[Stored entries]
- - -

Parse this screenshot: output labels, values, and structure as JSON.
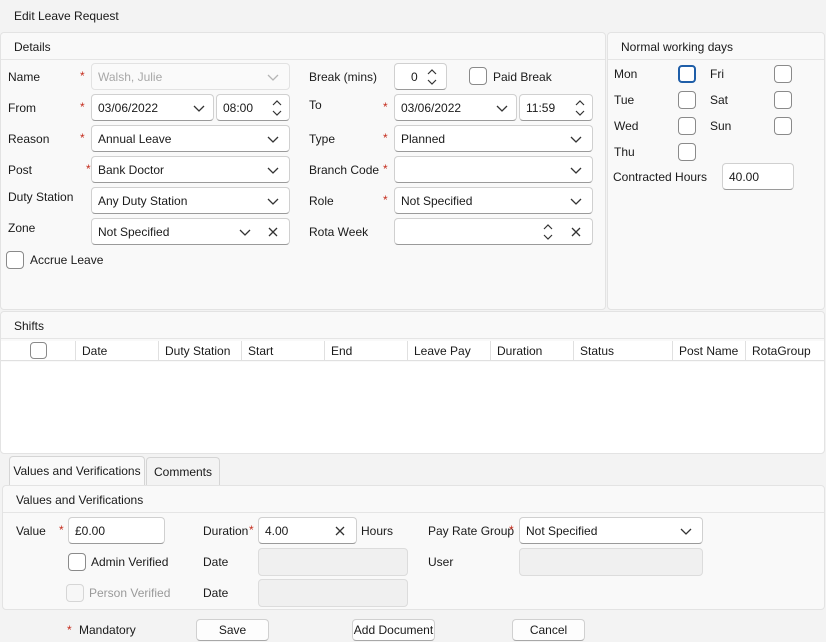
{
  "window": {
    "title": "Edit Leave Request"
  },
  "details": {
    "section_title": "Details",
    "name": {
      "label": "Name",
      "value": "Walsh, Julie"
    },
    "from": {
      "label": "From",
      "date": "03/06/2022",
      "time": "08:00"
    },
    "reason": {
      "label": "Reason",
      "value": "Annual Leave"
    },
    "post": {
      "label": "Post",
      "value": "Bank Doctor"
    },
    "duty_station": {
      "label": "Duty Station",
      "value": "Any Duty Station"
    },
    "zone": {
      "label": "Zone",
      "value": "Not Specified"
    },
    "accrue_leave": {
      "label": "Accrue Leave",
      "checked": false
    },
    "break": {
      "label": "Break (mins)",
      "value": "0"
    },
    "paid_break": {
      "label": "Paid Break",
      "checked": false
    },
    "to": {
      "label": "To",
      "date": "03/06/2022",
      "time": "11:59"
    },
    "type": {
      "label": "Type",
      "value": "Planned"
    },
    "branch_code": {
      "label": "Branch Code",
      "value": ""
    },
    "role": {
      "label": "Role",
      "value": "Not Specified"
    },
    "rota_week": {
      "label": "Rota Week",
      "value": ""
    },
    "required_marker": "*"
  },
  "working_days": {
    "section_title": "Normal working days",
    "days": {
      "mon": "Mon",
      "tue": "Tue",
      "wed": "Wed",
      "thu": "Thu",
      "fri": "Fri",
      "sat": "Sat",
      "sun": "Sun"
    },
    "contracted_hours": {
      "label": "Contracted Hours",
      "value": "40.00"
    }
  },
  "shifts": {
    "section_title": "Shifts",
    "columns": [
      "Date",
      "Duty Station",
      "Start",
      "End",
      "Leave Pay",
      "Duration",
      "Status",
      "Post Name",
      "RotaGroup"
    ]
  },
  "tabs": {
    "values": "Values and Verifications",
    "comments": "Comments"
  },
  "values": {
    "section_title": "Values and Verifications",
    "value": {
      "label": "Value",
      "value": "£0.00"
    },
    "duration": {
      "label": "Duration",
      "value": "4.00",
      "unit": "Hours"
    },
    "pay_rate_group": {
      "label": "Pay Rate Group",
      "value": "Not Specified"
    },
    "admin_verified": {
      "label": "Admin Verified",
      "checked": false
    },
    "person_verified": {
      "label": "Person Verified",
      "checked": false
    },
    "date_label_1": "Date",
    "date_label_2": "Date",
    "user_label": "User"
  },
  "footer": {
    "mandatory": "Mandatory",
    "save": "Save",
    "add_document": "Add Document",
    "cancel": "Cancel"
  },
  "colors": {
    "accent": "#1f5ea8",
    "required": "#c42b1c"
  },
  "icons": {
    "dropdown": "chevron-down-icon",
    "clear": "close-icon",
    "spinner": "spinner-icon"
  }
}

- - -

▶ _GOAL_
Leave out the pictures and copy the rest of the material above exactly.

▶ _THE RESPONSE_
Parse this screenshot: output labels, values, and structure as JSON.
{
  "window": {
    "title": "Edit Leave Request"
  },
  "details": {
    "section_title": "Details",
    "name": {
      "label": "Name",
      "value": "Walsh, Julie"
    },
    "from": {
      "label": "From",
      "date": "03/06/2022",
      "time": "08:00"
    },
    "reason": {
      "label": "Reason",
      "value": "Annual Leave"
    },
    "post": {
      "label": "Post",
      "value": "Bank Doctor"
    },
    "duty_station": {
      "label": "Duty Station",
      "value": "Any Duty Station"
    },
    "zone": {
      "label": "Zone",
      "value": "Not Specified"
    },
    "accrue_leave": {
      "label": "Accrue Leave",
      "checked": false
    },
    "break": {
      "label": "Break (mins)",
      "value": "0"
    },
    "paid_break": {
      "label": "Paid Break",
      "checked": false
    },
    "to": {
      "label": "To",
      "date": "03/06/2022",
      "time": "11:59"
    },
    "type": {
      "label": "Type",
      "value": "Planned"
    },
    "branch_code": {
      "label": "Branch Code",
      "value": ""
    },
    "role": {
      "label": "Role",
      "value": "Not Specified"
    },
    "rota_week": {
      "label": "Rota Week",
      "value": ""
    },
    "required_marker": "*"
  },
  "working_days": {
    "section_title": "Normal working days",
    "days": {
      "mon": "Mon",
      "tue": "Tue",
      "wed": "Wed",
      "thu": "Thu",
      "fri": "Fri",
      "sat": "Sat",
      "sun": "Sun"
    },
    "contracted_hours": {
      "label": "Contracted Hours",
      "value": "40.00"
    }
  },
  "shifts": {
    "section_title": "Shifts",
    "columns": [
      "Date",
      "Duty Station",
      "Start",
      "End",
      "Leave Pay",
      "Duration",
      "Status",
      "Post Name",
      "RotaGroup"
    ]
  },
  "tabs": {
    "values": "Values and Verifications",
    "comments": "Comments"
  },
  "values": {
    "section_title": "Values and Verifications",
    "value": {
      "label": "Value",
      "value": "£0.00"
    },
    "duration": {
      "label": "Duration",
      "value": "4.00",
      "unit": "Hours"
    },
    "pay_rate_group": {
      "label": "Pay Rate Group",
      "value": "Not Specified"
    },
    "admin_verified": {
      "label": "Admin Verified",
      "checked": false
    },
    "person_verified": {
      "label": "Person Verified",
      "checked": false
    },
    "date_label_1": "Date",
    "date_label_2": "Date",
    "user_label": "User"
  },
  "footer": {
    "mandatory": "Mandatory",
    "save": "Save",
    "add_document": "Add Document",
    "cancel": "Cancel"
  },
  "colors": {
    "accent": "#1f5ea8",
    "required": "#c42b1c"
  },
  "icons": {
    "dropdown": "chevron-down-icon",
    "clear": "close-icon",
    "spinner": "spinner-icon"
  }
}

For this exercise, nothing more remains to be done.